• Extracted information:
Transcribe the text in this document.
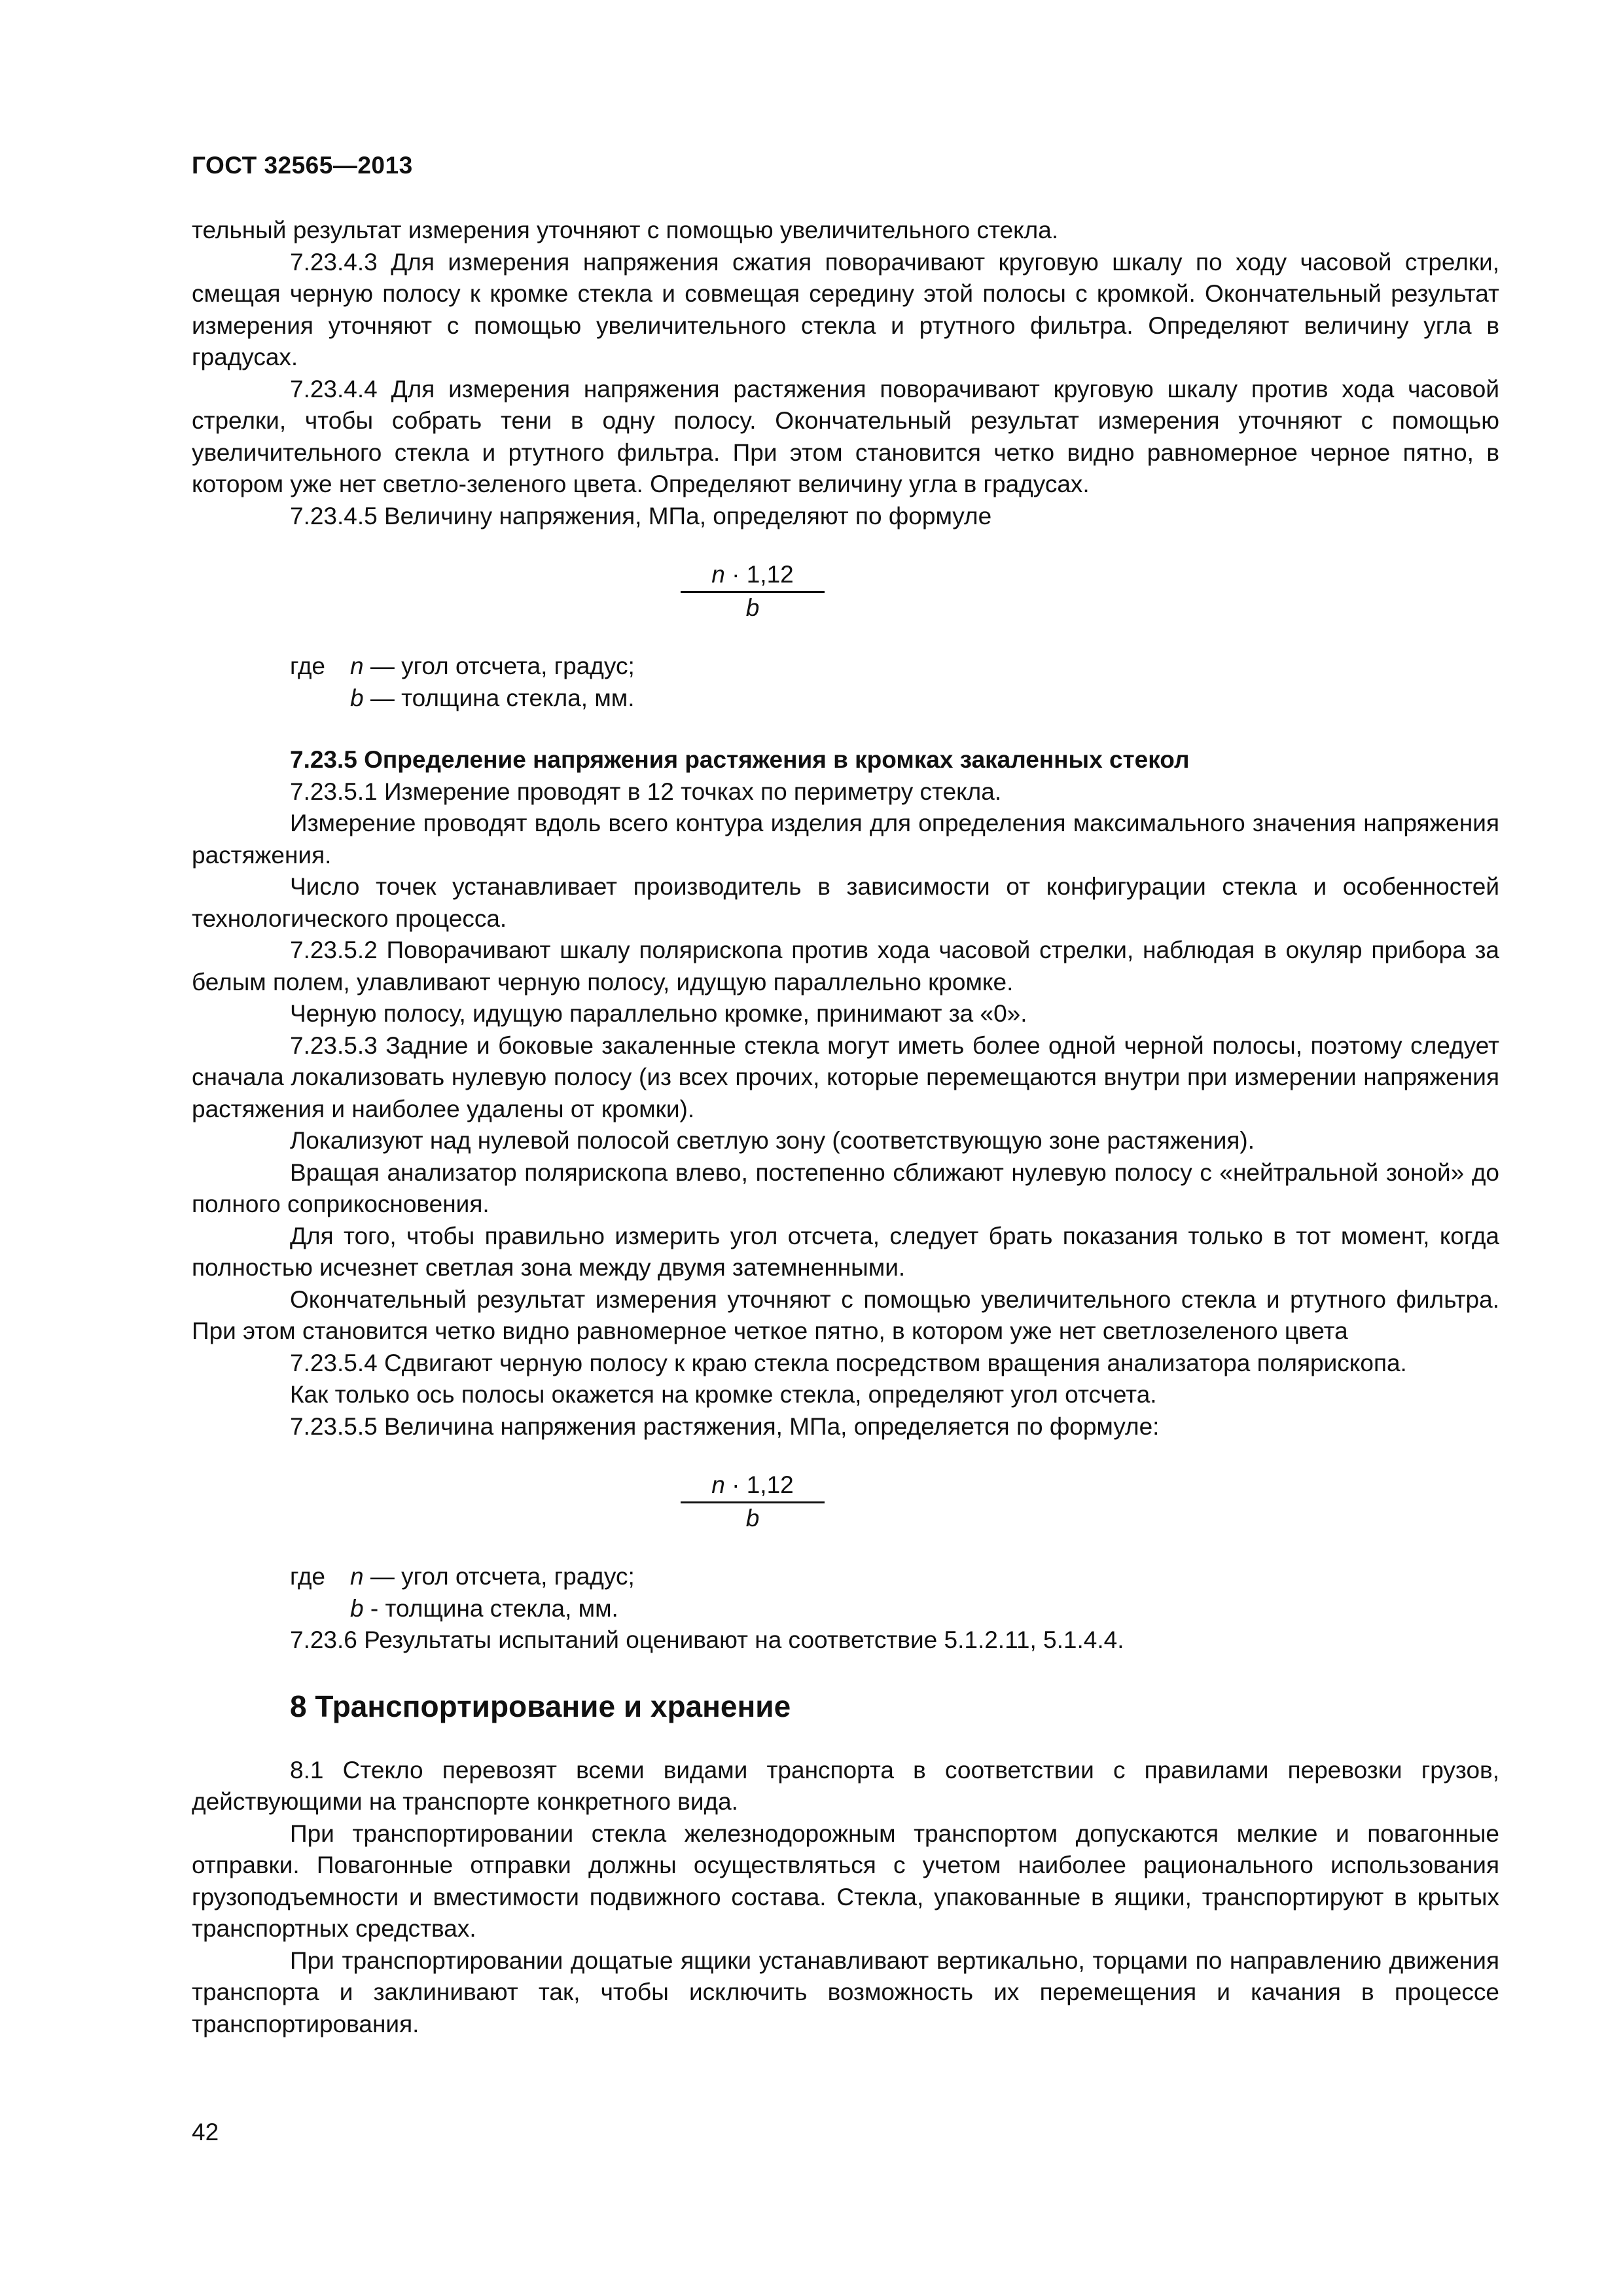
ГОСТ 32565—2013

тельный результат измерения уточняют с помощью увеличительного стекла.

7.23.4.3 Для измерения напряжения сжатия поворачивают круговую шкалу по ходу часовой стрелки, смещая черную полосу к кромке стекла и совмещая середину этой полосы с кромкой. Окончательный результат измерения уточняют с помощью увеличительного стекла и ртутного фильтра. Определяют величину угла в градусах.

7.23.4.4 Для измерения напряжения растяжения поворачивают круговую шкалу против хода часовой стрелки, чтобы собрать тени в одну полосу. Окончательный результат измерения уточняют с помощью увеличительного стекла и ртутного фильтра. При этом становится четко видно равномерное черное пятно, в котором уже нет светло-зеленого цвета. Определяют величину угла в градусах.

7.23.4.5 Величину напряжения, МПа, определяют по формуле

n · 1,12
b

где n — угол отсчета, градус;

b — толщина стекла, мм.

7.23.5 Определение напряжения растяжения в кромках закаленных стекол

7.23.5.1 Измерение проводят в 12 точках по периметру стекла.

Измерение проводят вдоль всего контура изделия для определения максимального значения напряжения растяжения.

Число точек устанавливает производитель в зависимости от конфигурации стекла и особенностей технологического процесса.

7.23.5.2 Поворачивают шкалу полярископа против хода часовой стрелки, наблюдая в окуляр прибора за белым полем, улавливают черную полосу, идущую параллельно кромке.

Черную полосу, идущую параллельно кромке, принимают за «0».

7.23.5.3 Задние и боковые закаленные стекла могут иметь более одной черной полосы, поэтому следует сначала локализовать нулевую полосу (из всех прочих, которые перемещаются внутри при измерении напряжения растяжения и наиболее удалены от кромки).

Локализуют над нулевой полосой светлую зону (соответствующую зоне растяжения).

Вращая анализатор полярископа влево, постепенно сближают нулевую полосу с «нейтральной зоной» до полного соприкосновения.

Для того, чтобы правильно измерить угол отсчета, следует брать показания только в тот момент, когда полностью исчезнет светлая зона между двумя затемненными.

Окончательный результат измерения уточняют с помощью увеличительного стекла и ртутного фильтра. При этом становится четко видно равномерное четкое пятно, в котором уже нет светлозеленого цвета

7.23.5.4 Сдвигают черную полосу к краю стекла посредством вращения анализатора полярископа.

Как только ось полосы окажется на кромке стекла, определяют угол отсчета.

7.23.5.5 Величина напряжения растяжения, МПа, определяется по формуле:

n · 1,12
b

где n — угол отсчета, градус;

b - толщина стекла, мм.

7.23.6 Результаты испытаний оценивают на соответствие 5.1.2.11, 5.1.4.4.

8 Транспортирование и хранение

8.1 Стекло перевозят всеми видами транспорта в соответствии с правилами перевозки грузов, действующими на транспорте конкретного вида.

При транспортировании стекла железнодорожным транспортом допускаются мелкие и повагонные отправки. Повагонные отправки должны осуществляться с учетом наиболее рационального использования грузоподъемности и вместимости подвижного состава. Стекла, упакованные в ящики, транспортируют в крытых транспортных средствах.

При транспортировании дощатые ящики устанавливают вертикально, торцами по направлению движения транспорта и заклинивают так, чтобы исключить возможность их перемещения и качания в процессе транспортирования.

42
==
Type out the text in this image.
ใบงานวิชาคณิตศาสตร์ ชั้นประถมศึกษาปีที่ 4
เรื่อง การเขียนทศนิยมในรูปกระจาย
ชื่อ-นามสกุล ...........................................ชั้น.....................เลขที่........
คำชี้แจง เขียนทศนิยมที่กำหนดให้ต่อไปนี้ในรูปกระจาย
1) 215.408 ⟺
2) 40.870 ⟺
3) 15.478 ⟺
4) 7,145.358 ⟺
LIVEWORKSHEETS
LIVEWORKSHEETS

• What is asked: The required answer is a single number: the count of lines in the entries that hold the string "отсчета".

• Final result: 4